## Saved entries:
═══
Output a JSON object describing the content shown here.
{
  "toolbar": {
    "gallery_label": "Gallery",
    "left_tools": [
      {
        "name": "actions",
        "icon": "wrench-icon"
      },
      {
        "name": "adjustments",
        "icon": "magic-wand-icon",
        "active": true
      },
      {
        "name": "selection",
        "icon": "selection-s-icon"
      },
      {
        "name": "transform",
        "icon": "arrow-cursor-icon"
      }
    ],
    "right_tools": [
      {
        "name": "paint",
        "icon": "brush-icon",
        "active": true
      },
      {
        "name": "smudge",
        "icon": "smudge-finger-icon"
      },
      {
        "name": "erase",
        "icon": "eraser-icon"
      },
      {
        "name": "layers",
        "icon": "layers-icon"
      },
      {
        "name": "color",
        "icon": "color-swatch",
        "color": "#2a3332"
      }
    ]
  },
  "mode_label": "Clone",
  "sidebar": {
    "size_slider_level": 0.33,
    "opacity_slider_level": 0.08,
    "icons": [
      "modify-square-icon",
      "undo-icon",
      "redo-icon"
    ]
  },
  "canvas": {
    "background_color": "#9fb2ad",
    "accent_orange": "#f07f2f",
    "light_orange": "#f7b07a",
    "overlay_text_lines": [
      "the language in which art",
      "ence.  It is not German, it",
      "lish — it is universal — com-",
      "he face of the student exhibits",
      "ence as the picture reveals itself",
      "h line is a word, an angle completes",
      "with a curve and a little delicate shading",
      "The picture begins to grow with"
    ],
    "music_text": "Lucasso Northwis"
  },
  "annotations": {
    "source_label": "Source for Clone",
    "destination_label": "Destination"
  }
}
═══
## OBJECTIVE:
Set out the complete listing exactly as shown.

## RESPONSE BELOW:
Output a JSON object describing the content shown here.
{
  "toolbar": {
    "gallery_label": "Gallery",
    "left_tools": [
      {
        "name": "actions",
        "icon": "wrench-icon"
      },
      {
        "name": "adjustments",
        "icon": "magic-wand-icon",
        "active": true
      },
      {
        "name": "selection",
        "icon": "selection-s-icon"
      },
      {
        "name": "transform",
        "icon": "arrow-cursor-icon"
      }
    ],
    "right_tools": [
      {
        "name": "paint",
        "icon": "brush-icon",
        "active": true
      },
      {
        "name": "smudge",
        "icon": "smudge-finger-icon"
      },
      {
        "name": "erase",
        "icon": "eraser-icon"
      },
      {
        "name": "layers",
        "icon": "layers-icon"
      },
      {
        "name": "color",
        "icon": "color-swatch",
        "color": "#2a3332"
      }
    ]
  },
  "mode_label": "Clone",
  "sidebar": {
    "size_slider_level": 0.33,
    "opacity_slider_level": 0.08,
    "icons": [
      "modify-square-icon",
      "undo-icon",
      "redo-icon"
    ]
  },
  "canvas": {
    "background_color": "#9fb2ad",
    "accent_orange": "#f07f2f",
    "light_orange": "#f7b07a",
    "overlay_text_lines": [
      "the language in which art",
      "ence.  It is not German, it",
      "lish — it is universal — com-",
      "he face of the student exhibits",
      "ence as the picture reveals itself",
      "h line is a word, an angle completes",
      "with a curve and a little delicate shading",
      "The picture begins to grow with"
    ],
    "music_text": "Lucasso Northwis"
  },
  "annotations": {
    "source_label": "Source for Clone",
    "destination_label": "Destination"
  }
}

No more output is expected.